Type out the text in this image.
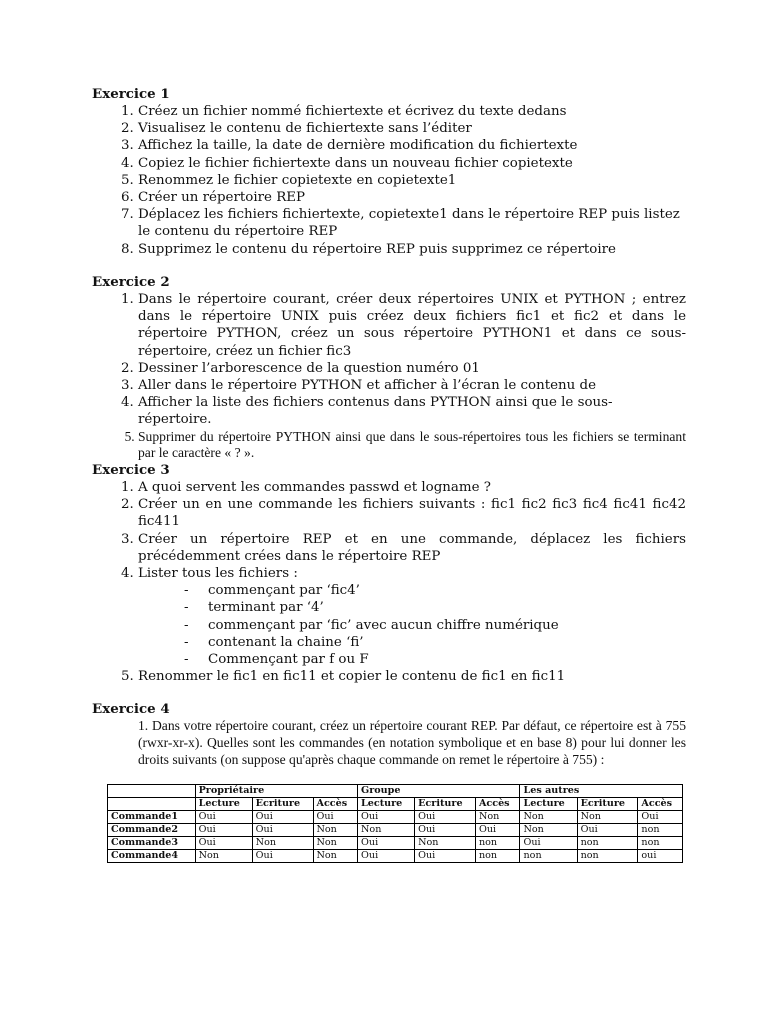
Exercice 1

1. Créez un fichier nommé fichiertexte et écrivez du texte dedans
2. Visualisez le contenu de fichiertexte sans l’éditer
3. Affichez la taille, la date de dernière modification du fichiertexte
4. Copiez le fichier fichiertexte dans un nouveau fichier copietexte
5. Renommez le fichier copietexte en copietexte1
6. Créer un répertoire REP
7. Déplacez les fichiers fichiertexte, copietexte1 dans le répertoire REP puis listez le contenu du répertoire REP
8. Supprimez le contenu du répertoire REP puis supprimez ce répertoire

Exercice 2

1. Dans le répertoire courant, créer deux répertoires UNIX et PYTHON ; entrez dans le répertoire UNIX puis créez deux fichiers fic1 et fic2 et dans le répertoire PYTHON, créez un sous répertoire PYTHON1 et dans ce sous-répertoire, créez un fichier fic3
2. Dessiner l’arborescence de la question numéro 01
3. Aller dans le répertoire PYTHON et afficher à l’écran le contenu de
4. Afficher la liste des fichiers contenus dans PYTHON ainsi que le sous-répertoire.
5. Supprimer du répertoire PYTHON ainsi que dans le sous-répertoires tous les fichiers se terminant par le caractère « ? ».

Exercice 3

1. A quoi servent les commandes passwd et logname ?
2. Créer un en une commande les fichiers suivants : fic1 fic2 fic3 fic4 fic41 fic42 fic411
3. Créer un répertoire REP et en une commande, déplacez les fichiers précédemment crées dans le répertoire REP
4. Lister tous les fichiers :
- commençant par ‘fic4’
- terminant par ‘4’
- commençant par ‘fic’ avec aucun chiffre numérique
- contenant la chaine ‘fi’
- Commençant par f ou F
5. Renommer le fic1 en fic11 et copier le contenu de fic1 en fic11

Exercice 4

1. Dans votre répertoire courant, créez un répertoire courant REP. Par défaut, ce répertoire est à 755 (rwxr-xr-x). Quelles sont les commandes (en notation symbolique et en base 8) pour lui donner les droits suivants (on suppose qu'après chaque commande on remet le répertoire à 755) :

	Propriétaire			Groupe			Les autres		
	Lecture	Ecriture	Accès	Lecture	Ecriture	Accès	Lecture	Ecriture	Accès
Commande1	Oui	Oui	Oui	Oui	Oui	Non	Non	Non	Oui
Commande2	Oui	Oui	Non	Non	Oui	Oui	Non	Oui	non
Commande3	Oui	Non	Non	Oui	Non	non	Oui	non	non
Commande4	Non	Oui	Non	Oui	Oui	non	non	non	oui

:::

- [Given request] Restate the data above exactly, stripping out each image.

- [Complete response]
Type out the text in this image.
Exercice 1

1. Créez un fichier nommé fichiertexte et écrivez du texte dedans
2. Visualisez le contenu de fichiertexte sans l’éditer
3. Affichez la taille, la date de dernière modification du fichiertexte
4. Copiez le fichier fichiertexte dans un nouveau fichier copietexte
5. Renommez le fichier copietexte en copietexte1
6. Créer un répertoire REP
7. Déplacez les fichiers fichiertexte, copietexte1 dans le répertoire REP puis listez le contenu du répertoire REP
8. Supprimez le contenu du répertoire REP puis supprimez ce répertoire

Exercice 2

1. Dans le répertoire courant, créer deux répertoires UNIX et PYTHON ; entrez dans le répertoire UNIX puis créez deux fichiers fic1 et fic2 et dans le répertoire PYTHON, créez un sous répertoire PYTHON1 et dans ce sous-répertoire, créez un fichier fic3
2. Dessiner l’arborescence de la question numéro 01
3. Aller dans le répertoire PYTHON et afficher à l’écran le contenu de
4. Afficher la liste des fichiers contenus dans PYTHON ainsi que le sous-répertoire.
5. Supprimer du répertoire PYTHON ainsi que dans le sous-répertoires tous les fichiers se terminant par le caractère « ? ».

Exercice 3

1. A quoi servent les commandes passwd et logname ?
2. Créer un en une commande les fichiers suivants : fic1 fic2 fic3 fic4 fic41 fic42 fic411
3. Créer un répertoire REP et en une commande, déplacez les fichiers précédemment crées dans le répertoire REP
4. Lister tous les fichiers :
- commençant par ‘fic4’
- terminant par ‘4’
- commençant par ‘fic’ avec aucun chiffre numérique
- contenant la chaine ‘fi’
- Commençant par f ou F
5. Renommer le fic1 en fic11 et copier le contenu de fic1 en fic11

Exercice 4

1. Dans votre répertoire courant, créez un répertoire courant REP. Par défaut, ce répertoire est à 755 (rwxr-xr-x). Quelles sont les commandes (en notation symbolique et en base 8) pour lui donner les droits suivants (on suppose qu'après chaque commande on remet le répertoire à 755) :

	Propriétaire			Groupe			Les autres		
	Lecture	Ecriture	Accès	Lecture	Ecriture	Accès	Lecture	Ecriture	Accès
Commande1	Oui	Oui	Oui	Oui	Oui	Non	Non	Non	Oui
Commande2	Oui	Oui	Non	Non	Oui	Oui	Non	Oui	non
Commande3	Oui	Non	Non	Oui	Non	non	Oui	non	non
Commande4	Non	Oui	Non	Oui	Oui	non	non	non	oui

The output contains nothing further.